• **PROBLEM DETAILS**:
Every record is to be printed exactly as written; pictures are to be omitted.
- - -
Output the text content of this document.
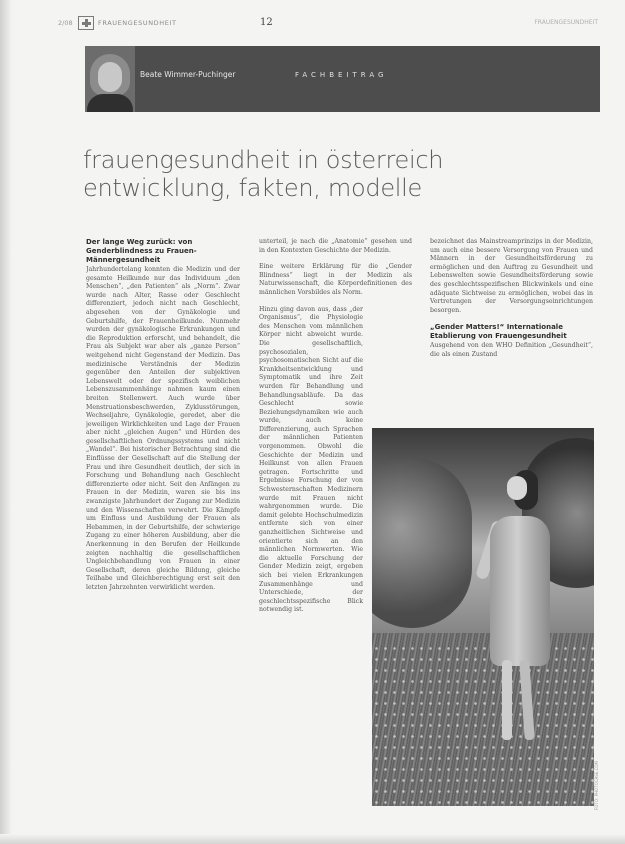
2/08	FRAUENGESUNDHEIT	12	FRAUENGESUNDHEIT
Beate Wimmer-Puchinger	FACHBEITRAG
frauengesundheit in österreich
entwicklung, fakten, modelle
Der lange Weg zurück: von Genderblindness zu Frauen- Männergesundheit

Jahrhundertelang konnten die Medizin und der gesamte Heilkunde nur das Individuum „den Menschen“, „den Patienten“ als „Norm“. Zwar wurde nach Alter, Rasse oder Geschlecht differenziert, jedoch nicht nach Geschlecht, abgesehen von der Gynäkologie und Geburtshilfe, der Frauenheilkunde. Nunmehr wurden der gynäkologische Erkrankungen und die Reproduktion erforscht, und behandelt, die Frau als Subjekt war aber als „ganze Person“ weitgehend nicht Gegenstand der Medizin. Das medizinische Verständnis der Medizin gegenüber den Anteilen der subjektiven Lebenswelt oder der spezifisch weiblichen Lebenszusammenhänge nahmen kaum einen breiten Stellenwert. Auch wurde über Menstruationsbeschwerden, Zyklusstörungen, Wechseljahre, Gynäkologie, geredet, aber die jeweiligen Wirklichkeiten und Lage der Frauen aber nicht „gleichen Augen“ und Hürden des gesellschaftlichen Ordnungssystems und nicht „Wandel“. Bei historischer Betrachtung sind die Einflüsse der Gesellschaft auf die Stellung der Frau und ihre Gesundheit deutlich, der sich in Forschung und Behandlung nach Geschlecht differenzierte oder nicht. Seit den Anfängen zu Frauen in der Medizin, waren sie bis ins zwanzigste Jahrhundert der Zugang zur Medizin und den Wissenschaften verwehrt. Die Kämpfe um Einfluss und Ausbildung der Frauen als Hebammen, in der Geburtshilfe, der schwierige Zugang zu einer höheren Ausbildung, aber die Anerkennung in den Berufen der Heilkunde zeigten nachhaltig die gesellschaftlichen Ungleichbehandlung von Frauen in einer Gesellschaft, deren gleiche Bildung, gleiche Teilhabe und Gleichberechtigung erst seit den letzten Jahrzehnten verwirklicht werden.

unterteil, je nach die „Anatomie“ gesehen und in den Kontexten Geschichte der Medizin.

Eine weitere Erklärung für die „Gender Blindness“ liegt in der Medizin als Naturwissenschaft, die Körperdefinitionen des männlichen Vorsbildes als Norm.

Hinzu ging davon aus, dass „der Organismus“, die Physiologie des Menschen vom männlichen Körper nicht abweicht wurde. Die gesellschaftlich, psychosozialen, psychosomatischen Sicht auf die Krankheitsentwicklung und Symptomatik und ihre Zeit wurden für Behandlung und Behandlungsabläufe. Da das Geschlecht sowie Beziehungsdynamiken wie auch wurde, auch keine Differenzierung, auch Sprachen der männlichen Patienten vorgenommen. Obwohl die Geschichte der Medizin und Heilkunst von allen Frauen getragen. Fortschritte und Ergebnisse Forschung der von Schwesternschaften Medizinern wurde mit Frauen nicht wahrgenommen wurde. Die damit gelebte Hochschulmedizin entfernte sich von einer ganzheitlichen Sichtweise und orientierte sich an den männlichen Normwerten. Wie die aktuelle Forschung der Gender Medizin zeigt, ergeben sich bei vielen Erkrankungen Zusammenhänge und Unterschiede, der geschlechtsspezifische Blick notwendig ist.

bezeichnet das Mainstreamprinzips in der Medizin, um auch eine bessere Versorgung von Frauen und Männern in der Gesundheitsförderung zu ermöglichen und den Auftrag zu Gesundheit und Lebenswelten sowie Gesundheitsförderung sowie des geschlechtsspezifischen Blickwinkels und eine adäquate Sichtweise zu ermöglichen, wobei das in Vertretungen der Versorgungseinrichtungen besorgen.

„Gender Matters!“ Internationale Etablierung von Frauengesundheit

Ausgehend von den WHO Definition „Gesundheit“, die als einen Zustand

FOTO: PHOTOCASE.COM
- - -
• **RESPONSE AREA**:
Output the text content of this document.
2/08	FRAUENGESUNDHEIT	12	FRAUENGESUNDHEIT
Beate Wimmer-Puchinger	FACHBEITRAG
frauengesundheit in österreich
entwicklung, fakten, modelle
Der lange Weg zurück: von Genderblindness zu Frauen- Männergesundheit

Jahrhundertelang konnten die Medizin und der gesamte Heilkunde nur das Individuum „den Menschen“, „den Patienten“ als „Norm“. Zwar wurde nach Alter, Rasse oder Geschlecht differenziert, jedoch nicht nach Geschlecht, abgesehen von der Gynäkologie und Geburtshilfe, der Frauenheilkunde. Nunmehr wurden der gynäkologische Erkrankungen und die Reproduktion erforscht, und behandelt, die Frau als Subjekt war aber als „ganze Person“ weitgehend nicht Gegenstand der Medizin. Das medizinische Verständnis der Medizin gegenüber den Anteilen der subjektiven Lebenswelt oder der spezifisch weiblichen Lebenszusammenhänge nahmen kaum einen breiten Stellenwert. Auch wurde über Menstruationsbeschwerden, Zyklusstörungen, Wechseljahre, Gynäkologie, geredet, aber die jeweiligen Wirklichkeiten und Lage der Frauen aber nicht „gleichen Augen“ und Hürden des gesellschaftlichen Ordnungssystems und nicht „Wandel“. Bei historischer Betrachtung sind die Einflüsse der Gesellschaft auf die Stellung der Frau und ihre Gesundheit deutlich, der sich in Forschung und Behandlung nach Geschlecht differenzierte oder nicht. Seit den Anfängen zu Frauen in der Medizin, waren sie bis ins zwanzigste Jahrhundert der Zugang zur Medizin und den Wissenschaften verwehrt. Die Kämpfe um Einfluss und Ausbildung der Frauen als Hebammen, in der Geburtshilfe, der schwierige Zugang zu einer höheren Ausbildung, aber die Anerkennung in den Berufen der Heilkunde zeigten nachhaltig die gesellschaftlichen Ungleichbehandlung von Frauen in einer Gesellschaft, deren gleiche Bildung, gleiche Teilhabe und Gleichberechtigung erst seit den letzten Jahrzehnten verwirklicht werden.

unterteil, je nach die „Anatomie“ gesehen und in den Kontexten Geschichte der Medizin.

Eine weitere Erklärung für die „Gender Blindness“ liegt in der Medizin als Naturwissenschaft, die Körperdefinitionen des männlichen Vorsbildes als Norm.

Hinzu ging davon aus, dass „der Organismus“, die Physiologie des Menschen vom männlichen Körper nicht abweicht wurde. Die gesellschaftlich, psychosozialen, psychosomatischen Sicht auf die Krankheitsentwicklung und Symptomatik und ihre Zeit wurden für Behandlung und Behandlungsabläufe. Da das Geschlecht sowie Beziehungsdynamiken wie auch wurde, auch keine Differenzierung, auch Sprachen der männlichen Patienten vorgenommen. Obwohl die Geschichte der Medizin und Heilkunst von allen Frauen getragen. Fortschritte und Ergebnisse Forschung der von Schwesternschaften Medizinern wurde mit Frauen nicht wahrgenommen wurde. Die damit gelebte Hochschulmedizin entfernte sich von einer ganzheitlichen Sichtweise und orientierte sich an den männlichen Normwerten. Wie die aktuelle Forschung der Gender Medizin zeigt, ergeben sich bei vielen Erkrankungen Zusammenhänge und Unterschiede, der geschlechtsspezifische Blick notwendig ist.

bezeichnet das Mainstreamprinzips in der Medizin, um auch eine bessere Versorgung von Frauen und Männern in der Gesundheitsförderung zu ermöglichen und den Auftrag zu Gesundheit und Lebenswelten sowie Gesundheitsförderung sowie des geschlechtsspezifischen Blickwinkels und eine adäquate Sichtweise zu ermöglichen, wobei das in Vertretungen der Versorgungseinrichtungen besorgen.

„Gender Matters!“ Internationale Etablierung von Frauengesundheit

Ausgehend von den WHO Definition „Gesundheit“, die als einen Zustand

FOTO: PHOTOCASE.COM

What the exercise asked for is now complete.